## TASK MATERIAL
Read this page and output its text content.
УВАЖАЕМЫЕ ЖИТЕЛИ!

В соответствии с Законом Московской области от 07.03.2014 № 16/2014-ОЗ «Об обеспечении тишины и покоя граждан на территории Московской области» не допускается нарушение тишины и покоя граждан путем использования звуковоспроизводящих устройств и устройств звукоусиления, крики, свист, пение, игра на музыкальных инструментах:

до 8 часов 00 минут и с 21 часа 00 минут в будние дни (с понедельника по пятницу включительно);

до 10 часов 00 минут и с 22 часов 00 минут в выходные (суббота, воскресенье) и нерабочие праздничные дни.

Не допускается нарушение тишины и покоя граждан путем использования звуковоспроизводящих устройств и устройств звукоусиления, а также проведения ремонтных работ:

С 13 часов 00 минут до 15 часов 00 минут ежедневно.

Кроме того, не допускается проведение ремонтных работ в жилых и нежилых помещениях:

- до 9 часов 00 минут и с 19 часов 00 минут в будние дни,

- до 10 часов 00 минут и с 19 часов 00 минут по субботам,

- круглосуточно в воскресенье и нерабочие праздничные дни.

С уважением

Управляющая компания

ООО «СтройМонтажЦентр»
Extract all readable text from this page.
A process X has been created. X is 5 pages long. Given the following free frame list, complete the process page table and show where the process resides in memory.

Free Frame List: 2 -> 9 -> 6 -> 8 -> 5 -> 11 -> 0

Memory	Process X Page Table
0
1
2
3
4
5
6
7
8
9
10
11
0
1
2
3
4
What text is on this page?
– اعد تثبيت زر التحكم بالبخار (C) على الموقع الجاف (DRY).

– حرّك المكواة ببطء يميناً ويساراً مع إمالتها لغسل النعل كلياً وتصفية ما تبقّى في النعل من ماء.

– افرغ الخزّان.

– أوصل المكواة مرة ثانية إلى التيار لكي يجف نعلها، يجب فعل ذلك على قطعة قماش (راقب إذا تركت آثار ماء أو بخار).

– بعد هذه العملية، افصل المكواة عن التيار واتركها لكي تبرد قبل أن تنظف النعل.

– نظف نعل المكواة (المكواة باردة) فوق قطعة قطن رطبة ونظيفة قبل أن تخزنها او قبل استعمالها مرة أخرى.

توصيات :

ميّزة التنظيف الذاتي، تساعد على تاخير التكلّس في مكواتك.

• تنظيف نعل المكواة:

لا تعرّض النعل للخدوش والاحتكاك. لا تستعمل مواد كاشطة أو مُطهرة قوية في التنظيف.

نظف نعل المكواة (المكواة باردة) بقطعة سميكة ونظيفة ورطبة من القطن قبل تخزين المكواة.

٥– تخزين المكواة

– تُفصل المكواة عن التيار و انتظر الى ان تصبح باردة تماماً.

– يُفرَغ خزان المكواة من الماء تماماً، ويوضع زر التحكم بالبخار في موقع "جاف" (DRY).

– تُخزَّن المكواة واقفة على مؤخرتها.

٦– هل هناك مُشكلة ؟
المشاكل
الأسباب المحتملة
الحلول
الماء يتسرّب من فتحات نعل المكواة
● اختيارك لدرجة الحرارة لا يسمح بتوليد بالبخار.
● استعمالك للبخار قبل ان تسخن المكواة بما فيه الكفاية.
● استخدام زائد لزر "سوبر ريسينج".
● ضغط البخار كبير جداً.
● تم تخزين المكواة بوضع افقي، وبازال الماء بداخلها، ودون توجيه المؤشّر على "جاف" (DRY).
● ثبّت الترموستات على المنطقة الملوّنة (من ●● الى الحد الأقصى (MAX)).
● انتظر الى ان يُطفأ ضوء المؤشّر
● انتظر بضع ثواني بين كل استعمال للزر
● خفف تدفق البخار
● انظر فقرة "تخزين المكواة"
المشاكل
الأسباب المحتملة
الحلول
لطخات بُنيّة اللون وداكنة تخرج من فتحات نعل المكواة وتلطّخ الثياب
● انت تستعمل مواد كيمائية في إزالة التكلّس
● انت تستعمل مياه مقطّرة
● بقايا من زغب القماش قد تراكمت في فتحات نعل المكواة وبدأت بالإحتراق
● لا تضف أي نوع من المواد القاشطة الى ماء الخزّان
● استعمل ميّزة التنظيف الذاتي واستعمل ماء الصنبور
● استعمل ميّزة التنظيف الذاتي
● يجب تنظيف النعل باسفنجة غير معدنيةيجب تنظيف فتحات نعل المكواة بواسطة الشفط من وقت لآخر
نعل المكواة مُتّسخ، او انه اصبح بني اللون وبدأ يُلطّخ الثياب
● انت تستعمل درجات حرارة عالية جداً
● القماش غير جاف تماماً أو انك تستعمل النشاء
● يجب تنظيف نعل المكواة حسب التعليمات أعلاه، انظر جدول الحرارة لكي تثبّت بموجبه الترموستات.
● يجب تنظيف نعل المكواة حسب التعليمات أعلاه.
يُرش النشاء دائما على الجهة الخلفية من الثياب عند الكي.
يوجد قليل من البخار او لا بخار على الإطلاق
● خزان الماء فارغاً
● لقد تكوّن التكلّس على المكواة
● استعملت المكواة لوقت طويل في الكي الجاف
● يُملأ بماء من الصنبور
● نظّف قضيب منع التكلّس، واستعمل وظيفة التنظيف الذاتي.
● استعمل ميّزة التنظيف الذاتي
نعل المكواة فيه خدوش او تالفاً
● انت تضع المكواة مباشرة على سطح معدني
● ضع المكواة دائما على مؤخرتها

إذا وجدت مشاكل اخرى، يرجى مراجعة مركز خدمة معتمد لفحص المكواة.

## AIM
Repeat the records above exactly, leaving none out.

## FINISHED ANSWER
Read this page and output its text content.
УВАЖАЕМЫЕ ЖИТЕЛИ!

В соответствии с Законом Московской области от 07.03.2014 № 16/2014-ОЗ «Об обеспечении тишины и покоя граждан на территории Московской области» не допускается нарушение тишины и покоя граждан путем использования звуковоспроизводящих устройств и устройств звукоусиления, крики, свист, пение, игра на музыкальных инструментах:

до 8 часов 00 минут и с 21 часа 00 минут в будние дни (с понедельника по пятницу включительно);

до 10 часов 00 минут и с 22 часов 00 минут в выходные (суббота, воскресенье) и нерабочие праздничные дни.

Не допускается нарушение тишины и покоя граждан путем использования звуковоспроизводящих устройств и устройств звукоусиления, а также проведения ремонтных работ:

С 13 часов 00 минут до 15 часов 00 минут ежедневно.

Кроме того, не допускается проведение ремонтных работ в жилых и нежилых помещениях:

- до 9 часов 00 минут и с 19 часов 00 минут в будние дни,

- до 10 часов 00 минут и с 19 часов 00 минут по субботам,

- круглосуточно в воскресенье и нерабочие праздничные дни.

С уважением

Управляющая компания

ООО «СтройМонтажЦентр»
Extract all readable text from this page.
A process X has been created. X is 5 pages long. Given the following free frame list, complete the process page table and show where the process resides in memory.

Free Frame List: 2 -> 9 -> 6 -> 8 -> 5 -> 11 -> 0

Memory	Process X Page Table
0
1
2
3
4
5
6
7
8
9
10
11
0
1
2
3
4
What text is on this page?
– اعد تثبيت زر التحكم بالبخار (C) على الموقع الجاف (DRY).

– حرّك المكواة ببطء يميناً ويساراً مع إمالتها لغسل النعل كلياً وتصفية ما تبقّى في النعل من ماء.

– افرغ الخزّان.

– أوصل المكواة مرة ثانية إلى التيار لكي يجف نعلها، يجب فعل ذلك على قطعة قماش (راقب إذا تركت آثار ماء أو بخار).

– بعد هذه العملية، افصل المكواة عن التيار واتركها لكي تبرد قبل أن تنظف النعل.

– نظف نعل المكواة (المكواة باردة) فوق قطعة قطن رطبة ونظيفة قبل أن تخزنها او قبل استعمالها مرة أخرى.

توصيات :

ميّزة التنظيف الذاتي، تساعد على تاخير التكلّس في مكواتك.

• تنظيف نعل المكواة:

لا تعرّض النعل للخدوش والاحتكاك. لا تستعمل مواد كاشطة أو مُطهرة قوية في التنظيف.

نظف نعل المكواة (المكواة باردة) بقطعة سميكة ونظيفة ورطبة من القطن قبل تخزين المكواة.

٥– تخزين المكواة

– تُفصل المكواة عن التيار و انتظر الى ان تصبح باردة تماماً.

– يُفرَغ خزان المكواة من الماء تماماً، ويوضع زر التحكم بالبخار في موقع "جاف" (DRY).

– تُخزَّن المكواة واقفة على مؤخرتها.

٦– هل هناك مُشكلة ؟
المشاكل
الأسباب المحتملة
الحلول
الماء يتسرّب من فتحات نعل المكواة
● اختيارك لدرجة الحرارة لا يسمح بتوليد بالبخار.
● استعمالك للبخار قبل ان تسخن المكواة بما فيه الكفاية.
● استخدام زائد لزر "سوبر ريسينج".
● ضغط البخار كبير جداً.
● تم تخزين المكواة بوضع افقي، وبازال الماء بداخلها، ودون توجيه المؤشّر على "جاف" (DRY).
● ثبّت الترموستات على المنطقة الملوّنة (من ●● الى الحد الأقصى (MAX)).
● انتظر الى ان يُطفأ ضوء المؤشّر
● انتظر بضع ثواني بين كل استعمال للزر
● خفف تدفق البخار
● انظر فقرة "تخزين المكواة"
المشاكل
الأسباب المحتملة
الحلول
لطخات بُنيّة اللون وداكنة تخرج من فتحات نعل المكواة وتلطّخ الثياب
● انت تستعمل مواد كيمائية في إزالة التكلّس
● انت تستعمل مياه مقطّرة
● بقايا من زغب القماش قد تراكمت في فتحات نعل المكواة وبدأت بالإحتراق
● لا تضف أي نوع من المواد القاشطة الى ماء الخزّان
● استعمل ميّزة التنظيف الذاتي واستعمل ماء الصنبور
● استعمل ميّزة التنظيف الذاتي
● يجب تنظيف النعل باسفنجة غير معدنيةيجب تنظيف فتحات نعل المكواة بواسطة الشفط من وقت لآخر
نعل المكواة مُتّسخ، او انه اصبح بني اللون وبدأ يُلطّخ الثياب
● انت تستعمل درجات حرارة عالية جداً
● القماش غير جاف تماماً أو انك تستعمل النشاء
● يجب تنظيف نعل المكواة حسب التعليمات أعلاه، انظر جدول الحرارة لكي تثبّت بموجبه الترموستات.
● يجب تنظيف نعل المكواة حسب التعليمات أعلاه.
يُرش النشاء دائما على الجهة الخلفية من الثياب عند الكي.
يوجد قليل من البخار او لا بخار على الإطلاق
● خزان الماء فارغاً
● لقد تكوّن التكلّس على المكواة
● استعملت المكواة لوقت طويل في الكي الجاف
● يُملأ بماء من الصنبور
● نظّف قضيب منع التكلّس، واستعمل وظيفة التنظيف الذاتي.
● استعمل ميّزة التنظيف الذاتي
نعل المكواة فيه خدوش او تالفاً
● انت تضع المكواة مباشرة على سطح معدني
● ضع المكواة دائما على مؤخرتها

إذا وجدت مشاكل اخرى، يرجى مراجعة مركز خدمة معتمد لفحص المكواة.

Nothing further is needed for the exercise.